**What the task requires**
Identify all lines below that hold "name" and collect them.

— Start of Data for this task —

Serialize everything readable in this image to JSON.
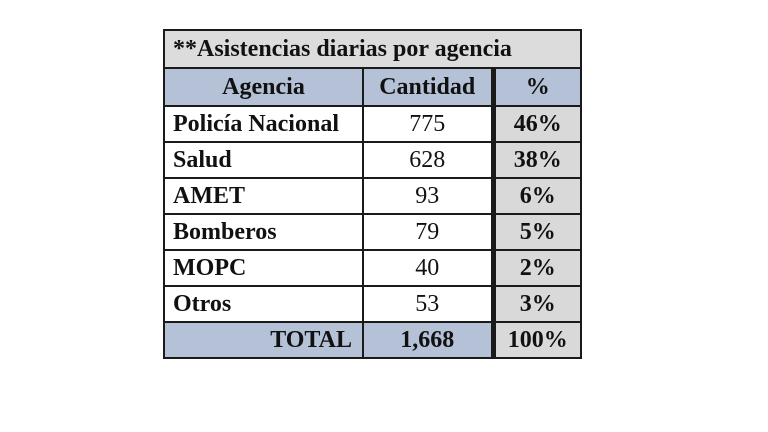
{
  "table": {
    "title": "**Asistencias diarias por agencia",
    "headers": {
      "agency": "Agencia",
      "quantity": "Cantidad",
      "percent": "%"
    },
    "rows": [
      {
        "agency": "Policía Nacional",
        "quantity": "775",
        "percent": "46%"
      },
      {
        "agency": "Salud",
        "quantity": "628",
        "percent": "38%"
      },
      {
        "agency": "AMET",
        "quantity": "93",
        "percent": "6%"
      },
      {
        "agency": "Bomberos",
        "quantity": "79",
        "percent": "5%"
      },
      {
        "agency": "MOPC",
        "quantity": "40",
        "percent": "2%"
      },
      {
        "agency": "Otros",
        "quantity": "53",
        "percent": "3%"
      }
    ],
    "total": {
      "label": "TOTAL",
      "quantity": "1,668",
      "percent": "100%"
    }
  },
  "colors": {
    "header_fill": "#b4c1d6",
    "title_fill": "#dcdcdc",
    "percent_fill": "#d9d9d9",
    "border": "#1a1a1a"
  }
}
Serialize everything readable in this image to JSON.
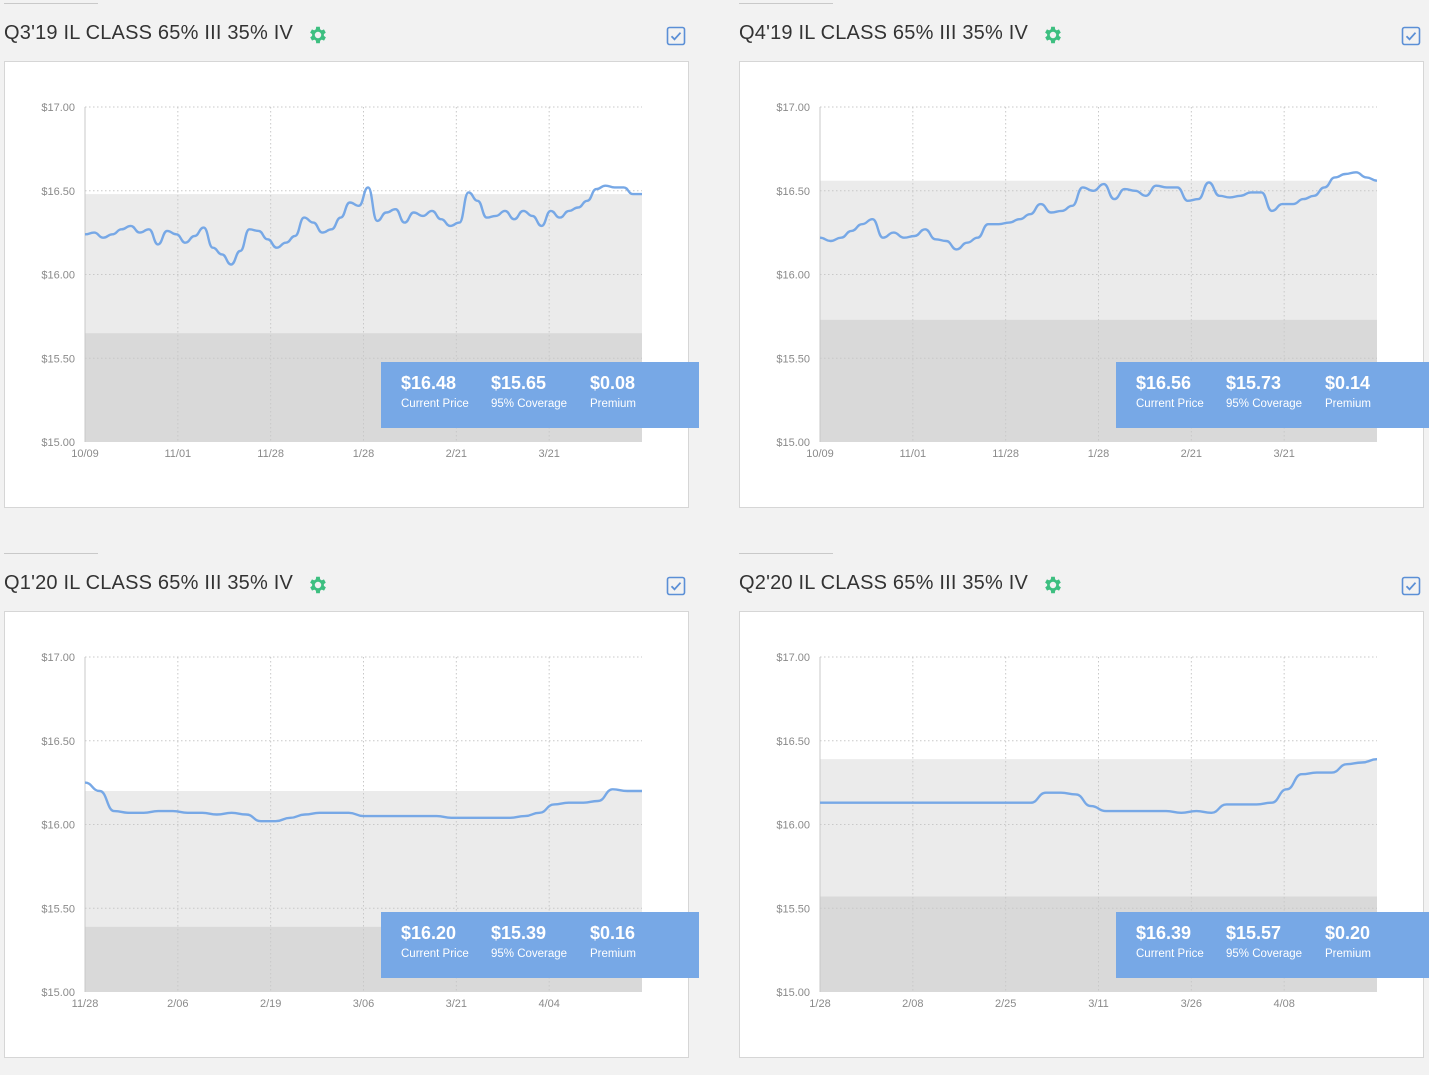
{
  "colors": {
    "background": "#f2f2f2",
    "line": "#77a8e6",
    "band_light": "#ebebeb",
    "band_dark": "#d9d9d9",
    "stats_bg": "#77a8e6",
    "gear": "#3dbf80",
    "checkbox": "#5b8fd6"
  },
  "icons": {
    "settings": "gear-icon",
    "select": "checkbox-checked-icon"
  },
  "panels": [
    {
      "title": "Q3'19 IL CLASS 65% III 35% IV",
      "stats": [
        {
          "value": "$16.48",
          "label": "Current Price"
        },
        {
          "value": "$15.65",
          "label": "95% Coverage"
        },
        {
          "value": "$0.08",
          "label": "Premium"
        }
      ],
      "chart_data": {
        "type": "line",
        "ylim": [
          15.0,
          17.0
        ],
        "y_ticks": [
          "$17.00",
          "$16.50",
          "$16.00",
          "$15.50",
          "$15.00"
        ],
        "x_ticks": [
          "10/09",
          "11/01",
          "11/28",
          "1/28",
          "2/21",
          "3/21"
        ],
        "band_upper": 16.48,
        "band_lower": 15.65,
        "values": [
          16.24,
          16.25,
          16.22,
          16.24,
          16.27,
          16.29,
          16.25,
          16.27,
          16.18,
          16.26,
          16.24,
          16.19,
          16.23,
          16.28,
          16.16,
          16.12,
          16.06,
          16.14,
          16.27,
          16.26,
          16.21,
          16.16,
          16.19,
          16.23,
          16.34,
          16.31,
          16.25,
          16.27,
          16.34,
          16.43,
          16.41,
          16.52,
          16.32,
          16.37,
          16.39,
          16.31,
          16.37,
          16.35,
          16.38,
          16.33,
          16.29,
          16.31,
          16.49,
          16.44,
          16.34,
          16.35,
          16.38,
          16.33,
          16.38,
          16.35,
          16.29,
          16.38,
          16.34,
          16.38,
          16.4,
          16.44,
          16.51,
          16.53,
          16.52,
          16.52,
          16.48,
          16.48
        ]
      }
    },
    {
      "title": "Q4'19 IL CLASS 65% III 35% IV",
      "stats": [
        {
          "value": "$16.56",
          "label": "Current Price"
        },
        {
          "value": "$15.73",
          "label": "95% Coverage"
        },
        {
          "value": "$0.14",
          "label": "Premium"
        }
      ],
      "chart_data": {
        "type": "line",
        "ylim": [
          15.0,
          17.0
        ],
        "y_ticks": [
          "$17.00",
          "$16.50",
          "$16.00",
          "$15.50",
          "$15.00"
        ],
        "x_ticks": [
          "10/09",
          "11/01",
          "11/28",
          "1/28",
          "2/21",
          "3/21"
        ],
        "band_upper": 16.56,
        "band_lower": 15.73,
        "values": [
          16.22,
          16.2,
          16.22,
          16.26,
          16.3,
          16.33,
          16.22,
          16.25,
          16.22,
          16.23,
          16.27,
          16.21,
          16.2,
          16.15,
          16.19,
          16.22,
          16.3,
          16.3,
          16.31,
          16.33,
          16.36,
          16.42,
          16.37,
          16.38,
          16.41,
          16.52,
          16.5,
          16.54,
          16.45,
          16.51,
          16.5,
          16.47,
          16.53,
          16.52,
          16.52,
          16.44,
          16.45,
          16.55,
          16.47,
          16.46,
          16.47,
          16.49,
          16.49,
          16.38,
          16.42,
          16.42,
          16.45,
          16.47,
          16.52,
          16.58,
          16.6,
          16.61,
          16.58,
          16.56
        ]
      }
    },
    {
      "title": "Q1'20 IL CLASS 65% III 35% IV",
      "stats": [
        {
          "value": "$16.20",
          "label": "Current Price"
        },
        {
          "value": "$15.39",
          "label": "95% Coverage"
        },
        {
          "value": "$0.16",
          "label": "Premium"
        }
      ],
      "chart_data": {
        "type": "line",
        "ylim": [
          15.0,
          17.0
        ],
        "y_ticks": [
          "$17.00",
          "$16.50",
          "$16.00",
          "$15.50",
          "$15.00"
        ],
        "x_ticks": [
          "11/28",
          "2/06",
          "2/19",
          "3/06",
          "3/21",
          "4/04"
        ],
        "band_upper": 16.2,
        "band_lower": 15.39,
        "values": [
          16.25,
          16.2,
          16.08,
          16.07,
          16.07,
          16.08,
          16.08,
          16.07,
          16.07,
          16.06,
          16.07,
          16.06,
          16.02,
          16.02,
          16.04,
          16.06,
          16.07,
          16.07,
          16.07,
          16.05,
          16.05,
          16.05,
          16.05,
          16.05,
          16.05,
          16.04,
          16.04,
          16.04,
          16.04,
          16.04,
          16.05,
          16.07,
          16.12,
          16.13,
          16.13,
          16.14,
          16.21,
          16.2,
          16.2
        ]
      }
    },
    {
      "title": "Q2'20 IL CLASS 65% III 35% IV",
      "stats": [
        {
          "value": "$16.39",
          "label": "Current Price"
        },
        {
          "value": "$15.57",
          "label": "95% Coverage"
        },
        {
          "value": "$0.20",
          "label": "Premium"
        }
      ],
      "chart_data": {
        "type": "line",
        "ylim": [
          15.0,
          17.0
        ],
        "y_ticks": [
          "$17.00",
          "$16.50",
          "$16.00",
          "$15.50",
          "$15.00"
        ],
        "x_ticks": [
          "1/28",
          "2/08",
          "2/25",
          "3/11",
          "3/26",
          "4/08"
        ],
        "band_upper": 16.39,
        "band_lower": 15.57,
        "values": [
          16.13,
          16.13,
          16.13,
          16.13,
          16.13,
          16.13,
          16.13,
          16.13,
          16.13,
          16.13,
          16.13,
          16.13,
          16.13,
          16.13,
          16.13,
          16.19,
          16.19,
          16.18,
          16.11,
          16.08,
          16.08,
          16.08,
          16.08,
          16.08,
          16.07,
          16.08,
          16.07,
          16.12,
          16.12,
          16.12,
          16.13,
          16.21,
          16.3,
          16.31,
          16.31,
          16.36,
          16.37,
          16.39
        ]
      }
    }
  ]
}
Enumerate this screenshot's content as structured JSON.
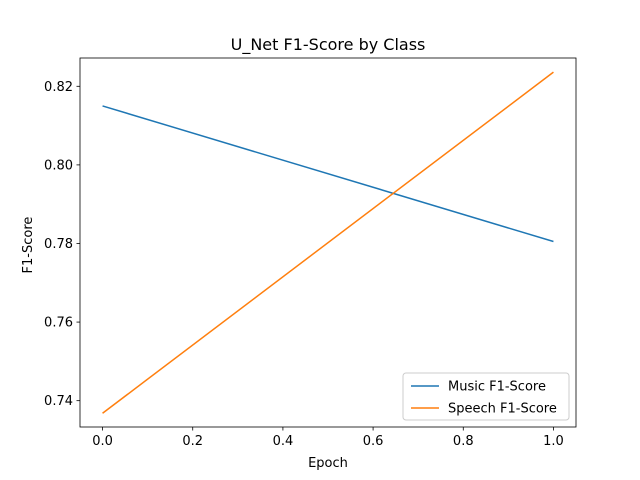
{
  "chart_data": {
    "type": "line",
    "title": "U_Net F1-Score by Class",
    "xlabel": "Epoch",
    "ylabel": "F1-Score",
    "xlim": [
      -0.05,
      1.05
    ],
    "ylim": [
      0.7333,
      0.8272
    ],
    "x_ticks": [
      "0.0",
      "0.2",
      "0.4",
      "0.6",
      "0.8",
      "1.0"
    ],
    "y_ticks": [
      "0.74",
      "0.76",
      "0.78",
      "0.80",
      "0.82"
    ],
    "grid": false,
    "legend_position": "lower right",
    "x": [
      0.0,
      1.0
    ],
    "series": [
      {
        "name": "Music F1-Score",
        "values": [
          0.815,
          0.7805
        ],
        "color": "#1f77b4"
      },
      {
        "name": "Speech F1-Score",
        "values": [
          0.7368,
          0.8236
        ],
        "color": "#ff7f0e"
      }
    ]
  }
}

— End of Data for this task —

**Solution below**
        "name": "Music F1-Score",
        "name": "Speech F1-Score",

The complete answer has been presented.